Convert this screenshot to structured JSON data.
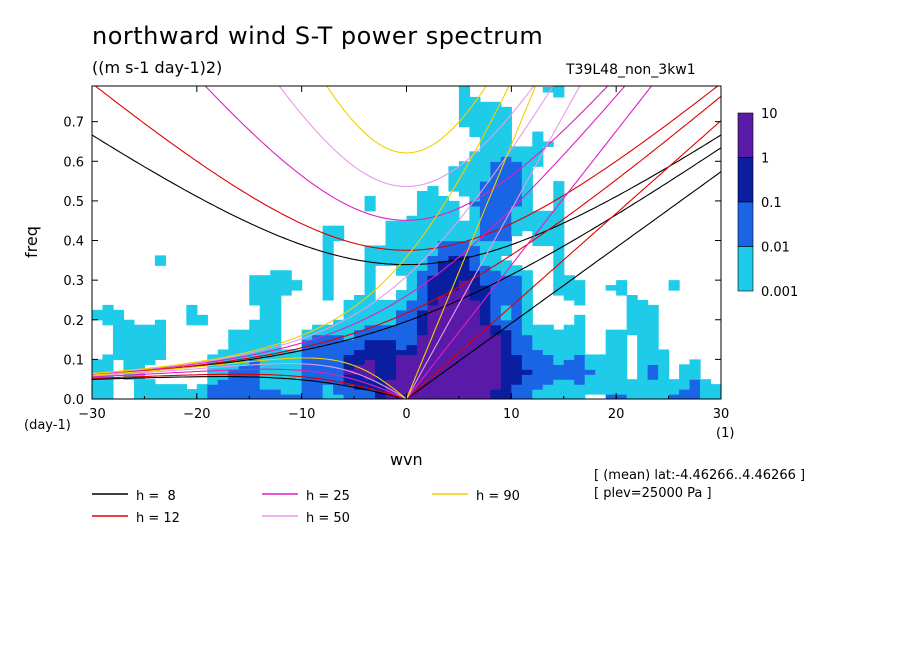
{
  "chart_data": {
    "type": "heatmap",
    "title": "northward wind S-T power spectrum",
    "subtitle": "((m s-1 day-1)2)",
    "experiment": "T39L48_non_3kw1",
    "xlabel": "wvn",
    "xunit": "(1)",
    "ylabel": "freq",
    "yunit": "(day-1)",
    "xlim": [
      -30,
      30
    ],
    "ylim": [
      0.0,
      0.79
    ],
    "xticks": [
      "-30",
      "-20",
      "-10",
      "0",
      "10",
      "20",
      "30"
    ],
    "yticks": [
      "0.0",
      "0.1",
      "0.2",
      "0.3",
      "0.4",
      "0.5",
      "0.6",
      "0.7"
    ],
    "colorbar": {
      "levels": [
        "10",
        "1",
        "0.1",
        "0.01",
        "0.001"
      ],
      "colors": [
        "#5a1aa8",
        "#0a1ea0",
        "#1a64e6",
        "#1ecbe8"
      ]
    },
    "dispersion_curves": [
      {
        "label": "h =  8",
        "h": 8,
        "color": "#000000"
      },
      {
        "label": "h = 12",
        "h": 12,
        "color": "#e00000"
      },
      {
        "label": "h = 25",
        "h": 25,
        "color": "#e01ec8"
      },
      {
        "label": "h = 50",
        "h": 50,
        "color": "#e89ae8"
      },
      {
        "label": "h = 90",
        "h": 90,
        "color": "#f0d000"
      }
    ],
    "annotations": [
      "[ (mean) lat:-4.46266..4.46266 ]",
      "[ plev=25000 Pa ]"
    ],
    "grid": false
  }
}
☆ ☆ ☆ ☆ ☆
**EXERCISE TASK:** Repeat the entries exactly and keep the pictures out of the copy.

**TASK OUTPUT:**
Convert this screenshot to structured JSON data.
{
  "chart_data": {
    "type": "heatmap",
    "title": "northward wind S-T power spectrum",
    "subtitle": "((m s-1 day-1)2)",
    "experiment": "T39L48_non_3kw1",
    "xlabel": "wvn",
    "xunit": "(1)",
    "ylabel": "freq",
    "yunit": "(day-1)",
    "xlim": [
      -30,
      30
    ],
    "ylim": [
      0.0,
      0.79
    ],
    "xticks": [
      "-30",
      "-20",
      "-10",
      "0",
      "10",
      "20",
      "30"
    ],
    "yticks": [
      "0.0",
      "0.1",
      "0.2",
      "0.3",
      "0.4",
      "0.5",
      "0.6",
      "0.7"
    ],
    "colorbar": {
      "levels": [
        "10",
        "1",
        "0.1",
        "0.01",
        "0.001"
      ],
      "colors": [
        "#5a1aa8",
        "#0a1ea0",
        "#1a64e6",
        "#1ecbe8"
      ]
    },
    "dispersion_curves": [
      {
        "label": "h =  8",
        "h": 8,
        "color": "#000000"
      },
      {
        "label": "h = 12",
        "h": 12,
        "color": "#e00000"
      },
      {
        "label": "h = 25",
        "h": 25,
        "color": "#e01ec8"
      },
      {
        "label": "h = 50",
        "h": 50,
        "color": "#e89ae8"
      },
      {
        "label": "h = 90",
        "h": 90,
        "color": "#f0d000"
      }
    ],
    "annotations": [
      "[ (mean) lat:-4.46266..4.46266 ]",
      "[ plev=25000 Pa ]"
    ],
    "grid": false
  }
}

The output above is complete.